**Problem:** Of the lines below, how many hold the string "from"? Give only the number.

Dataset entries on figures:

▼▼▼

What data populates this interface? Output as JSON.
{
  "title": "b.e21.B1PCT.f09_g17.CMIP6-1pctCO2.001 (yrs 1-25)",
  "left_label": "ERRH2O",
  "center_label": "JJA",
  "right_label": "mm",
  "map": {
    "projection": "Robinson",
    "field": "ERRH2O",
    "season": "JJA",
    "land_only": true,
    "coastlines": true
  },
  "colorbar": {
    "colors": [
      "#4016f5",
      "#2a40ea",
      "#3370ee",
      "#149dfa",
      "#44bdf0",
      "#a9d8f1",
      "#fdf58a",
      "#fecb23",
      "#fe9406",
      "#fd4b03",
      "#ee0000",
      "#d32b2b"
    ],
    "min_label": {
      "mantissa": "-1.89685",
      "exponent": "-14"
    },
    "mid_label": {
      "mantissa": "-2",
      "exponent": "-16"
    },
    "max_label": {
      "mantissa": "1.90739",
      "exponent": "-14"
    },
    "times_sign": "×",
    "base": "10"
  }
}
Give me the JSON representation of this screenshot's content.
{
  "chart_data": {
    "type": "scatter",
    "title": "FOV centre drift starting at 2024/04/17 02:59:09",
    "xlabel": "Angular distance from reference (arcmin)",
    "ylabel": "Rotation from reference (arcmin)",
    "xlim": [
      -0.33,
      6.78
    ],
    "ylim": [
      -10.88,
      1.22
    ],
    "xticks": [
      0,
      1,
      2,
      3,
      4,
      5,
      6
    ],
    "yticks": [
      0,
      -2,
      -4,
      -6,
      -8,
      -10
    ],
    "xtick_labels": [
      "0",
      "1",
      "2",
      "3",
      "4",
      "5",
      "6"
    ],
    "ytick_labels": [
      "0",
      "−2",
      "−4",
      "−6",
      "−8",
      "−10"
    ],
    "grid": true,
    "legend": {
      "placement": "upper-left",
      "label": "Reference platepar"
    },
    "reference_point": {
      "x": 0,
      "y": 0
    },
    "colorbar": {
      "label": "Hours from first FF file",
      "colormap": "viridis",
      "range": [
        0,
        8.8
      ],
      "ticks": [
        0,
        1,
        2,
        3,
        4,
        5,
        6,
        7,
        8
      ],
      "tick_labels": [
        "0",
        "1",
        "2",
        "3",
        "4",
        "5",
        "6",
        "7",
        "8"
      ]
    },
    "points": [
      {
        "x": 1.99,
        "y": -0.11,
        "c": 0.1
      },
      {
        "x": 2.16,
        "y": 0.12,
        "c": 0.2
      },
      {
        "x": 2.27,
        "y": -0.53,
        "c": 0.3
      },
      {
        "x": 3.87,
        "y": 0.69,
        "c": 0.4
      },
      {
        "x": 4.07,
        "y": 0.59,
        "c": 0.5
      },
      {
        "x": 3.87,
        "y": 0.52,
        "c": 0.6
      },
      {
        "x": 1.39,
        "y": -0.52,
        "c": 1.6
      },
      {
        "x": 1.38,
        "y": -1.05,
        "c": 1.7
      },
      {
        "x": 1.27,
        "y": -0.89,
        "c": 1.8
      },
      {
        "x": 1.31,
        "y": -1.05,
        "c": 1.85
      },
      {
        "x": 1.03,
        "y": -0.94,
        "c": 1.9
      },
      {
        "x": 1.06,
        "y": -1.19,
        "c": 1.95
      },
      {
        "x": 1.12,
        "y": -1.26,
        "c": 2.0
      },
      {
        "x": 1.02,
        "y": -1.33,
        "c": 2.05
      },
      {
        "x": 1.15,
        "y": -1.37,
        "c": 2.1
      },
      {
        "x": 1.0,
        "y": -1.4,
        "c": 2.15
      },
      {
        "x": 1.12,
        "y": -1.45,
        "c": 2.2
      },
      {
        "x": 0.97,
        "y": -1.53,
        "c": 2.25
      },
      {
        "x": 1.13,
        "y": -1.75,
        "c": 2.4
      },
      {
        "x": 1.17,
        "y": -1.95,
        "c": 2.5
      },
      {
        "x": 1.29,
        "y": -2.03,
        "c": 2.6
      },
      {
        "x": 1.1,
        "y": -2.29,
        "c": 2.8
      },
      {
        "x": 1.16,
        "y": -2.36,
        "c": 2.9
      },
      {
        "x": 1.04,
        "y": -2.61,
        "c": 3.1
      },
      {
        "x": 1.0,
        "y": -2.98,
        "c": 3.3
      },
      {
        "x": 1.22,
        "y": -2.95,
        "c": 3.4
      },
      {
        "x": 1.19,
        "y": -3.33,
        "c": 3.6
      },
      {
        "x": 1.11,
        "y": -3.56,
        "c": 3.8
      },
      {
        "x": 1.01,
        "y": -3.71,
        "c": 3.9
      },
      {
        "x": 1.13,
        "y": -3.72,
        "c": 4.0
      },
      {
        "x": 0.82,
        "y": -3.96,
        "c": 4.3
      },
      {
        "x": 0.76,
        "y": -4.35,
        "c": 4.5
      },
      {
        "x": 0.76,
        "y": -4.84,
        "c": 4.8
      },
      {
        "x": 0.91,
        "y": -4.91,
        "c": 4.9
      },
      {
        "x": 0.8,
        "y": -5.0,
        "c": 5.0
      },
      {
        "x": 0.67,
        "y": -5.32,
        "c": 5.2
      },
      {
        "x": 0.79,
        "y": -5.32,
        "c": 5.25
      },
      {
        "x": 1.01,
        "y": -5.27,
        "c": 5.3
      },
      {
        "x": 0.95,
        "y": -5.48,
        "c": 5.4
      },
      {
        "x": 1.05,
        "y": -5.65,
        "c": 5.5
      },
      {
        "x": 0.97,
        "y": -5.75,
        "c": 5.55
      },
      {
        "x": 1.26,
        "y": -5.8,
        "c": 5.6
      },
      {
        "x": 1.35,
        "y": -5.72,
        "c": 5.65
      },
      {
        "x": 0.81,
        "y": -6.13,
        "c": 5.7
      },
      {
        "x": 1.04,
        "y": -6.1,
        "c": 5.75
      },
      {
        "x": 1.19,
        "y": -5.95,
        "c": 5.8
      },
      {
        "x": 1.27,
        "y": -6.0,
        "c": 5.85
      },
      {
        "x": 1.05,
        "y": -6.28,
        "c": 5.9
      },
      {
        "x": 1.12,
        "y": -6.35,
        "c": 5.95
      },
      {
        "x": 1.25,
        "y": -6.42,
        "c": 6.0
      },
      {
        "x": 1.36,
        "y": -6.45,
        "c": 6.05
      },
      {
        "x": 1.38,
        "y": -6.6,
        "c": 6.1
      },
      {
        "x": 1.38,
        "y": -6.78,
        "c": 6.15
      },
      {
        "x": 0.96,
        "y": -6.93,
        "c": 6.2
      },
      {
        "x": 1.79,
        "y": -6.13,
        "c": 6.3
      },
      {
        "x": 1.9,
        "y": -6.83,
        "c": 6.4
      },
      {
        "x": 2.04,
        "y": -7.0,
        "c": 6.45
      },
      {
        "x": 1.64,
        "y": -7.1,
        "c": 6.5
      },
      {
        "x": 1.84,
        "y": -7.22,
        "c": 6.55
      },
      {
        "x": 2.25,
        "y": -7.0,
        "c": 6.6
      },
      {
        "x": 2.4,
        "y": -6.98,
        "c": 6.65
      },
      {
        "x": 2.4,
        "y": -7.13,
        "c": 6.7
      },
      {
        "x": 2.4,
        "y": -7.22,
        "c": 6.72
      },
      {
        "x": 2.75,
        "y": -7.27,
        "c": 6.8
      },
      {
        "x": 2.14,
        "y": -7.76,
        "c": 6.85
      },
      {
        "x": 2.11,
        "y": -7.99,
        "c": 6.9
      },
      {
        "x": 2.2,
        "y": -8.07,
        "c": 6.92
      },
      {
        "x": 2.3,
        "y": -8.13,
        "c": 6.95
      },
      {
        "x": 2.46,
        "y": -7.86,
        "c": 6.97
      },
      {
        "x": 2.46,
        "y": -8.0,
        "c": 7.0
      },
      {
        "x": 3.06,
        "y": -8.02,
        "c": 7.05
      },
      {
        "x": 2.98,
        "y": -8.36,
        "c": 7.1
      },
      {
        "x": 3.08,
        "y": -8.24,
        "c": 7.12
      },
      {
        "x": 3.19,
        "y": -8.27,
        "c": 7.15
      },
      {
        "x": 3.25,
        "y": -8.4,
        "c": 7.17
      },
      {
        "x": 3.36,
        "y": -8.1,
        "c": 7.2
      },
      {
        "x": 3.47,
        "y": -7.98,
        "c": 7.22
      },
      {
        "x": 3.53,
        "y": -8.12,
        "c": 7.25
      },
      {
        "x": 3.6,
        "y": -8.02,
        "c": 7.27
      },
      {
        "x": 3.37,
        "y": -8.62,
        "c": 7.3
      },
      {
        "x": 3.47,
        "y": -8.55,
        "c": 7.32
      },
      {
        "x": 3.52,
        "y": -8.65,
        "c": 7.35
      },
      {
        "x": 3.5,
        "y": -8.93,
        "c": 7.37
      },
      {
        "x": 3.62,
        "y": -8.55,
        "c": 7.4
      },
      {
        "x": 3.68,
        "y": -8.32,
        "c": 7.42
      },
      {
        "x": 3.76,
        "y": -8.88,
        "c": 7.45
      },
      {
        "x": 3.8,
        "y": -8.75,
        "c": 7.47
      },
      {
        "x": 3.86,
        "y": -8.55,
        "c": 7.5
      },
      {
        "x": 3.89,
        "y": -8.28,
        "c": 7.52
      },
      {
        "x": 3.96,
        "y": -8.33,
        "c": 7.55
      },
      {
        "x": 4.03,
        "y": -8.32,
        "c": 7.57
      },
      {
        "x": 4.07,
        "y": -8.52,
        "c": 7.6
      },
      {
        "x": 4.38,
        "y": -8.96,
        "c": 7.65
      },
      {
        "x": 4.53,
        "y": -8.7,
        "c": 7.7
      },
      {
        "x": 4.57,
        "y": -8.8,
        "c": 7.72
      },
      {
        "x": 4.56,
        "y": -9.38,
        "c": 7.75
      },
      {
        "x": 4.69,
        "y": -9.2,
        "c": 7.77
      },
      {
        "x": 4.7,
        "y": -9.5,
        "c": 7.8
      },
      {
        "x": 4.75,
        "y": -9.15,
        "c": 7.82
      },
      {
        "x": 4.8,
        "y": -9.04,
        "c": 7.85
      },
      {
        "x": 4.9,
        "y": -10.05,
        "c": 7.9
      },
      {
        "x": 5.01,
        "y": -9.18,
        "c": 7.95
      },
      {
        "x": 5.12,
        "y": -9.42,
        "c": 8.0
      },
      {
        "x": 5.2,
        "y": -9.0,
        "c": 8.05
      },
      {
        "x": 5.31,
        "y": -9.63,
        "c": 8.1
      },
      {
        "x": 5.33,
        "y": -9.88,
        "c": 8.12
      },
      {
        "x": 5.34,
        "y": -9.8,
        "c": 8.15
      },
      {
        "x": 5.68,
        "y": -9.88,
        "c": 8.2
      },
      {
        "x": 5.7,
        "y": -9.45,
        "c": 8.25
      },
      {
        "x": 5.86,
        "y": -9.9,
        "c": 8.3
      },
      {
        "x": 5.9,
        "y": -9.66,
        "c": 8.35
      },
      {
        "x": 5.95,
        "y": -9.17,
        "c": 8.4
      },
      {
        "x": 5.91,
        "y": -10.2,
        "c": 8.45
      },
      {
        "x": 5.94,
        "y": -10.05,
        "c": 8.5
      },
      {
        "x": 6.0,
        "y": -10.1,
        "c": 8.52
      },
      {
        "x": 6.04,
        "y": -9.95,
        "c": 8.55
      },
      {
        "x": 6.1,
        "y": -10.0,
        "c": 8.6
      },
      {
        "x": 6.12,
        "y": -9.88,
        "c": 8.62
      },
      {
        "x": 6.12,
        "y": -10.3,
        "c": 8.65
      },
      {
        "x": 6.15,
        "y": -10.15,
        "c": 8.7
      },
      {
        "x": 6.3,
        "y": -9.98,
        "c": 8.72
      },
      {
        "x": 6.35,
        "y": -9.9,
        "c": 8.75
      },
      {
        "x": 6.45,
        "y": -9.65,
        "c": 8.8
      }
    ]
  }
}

▲▲▲

**Answer to the problem:** 3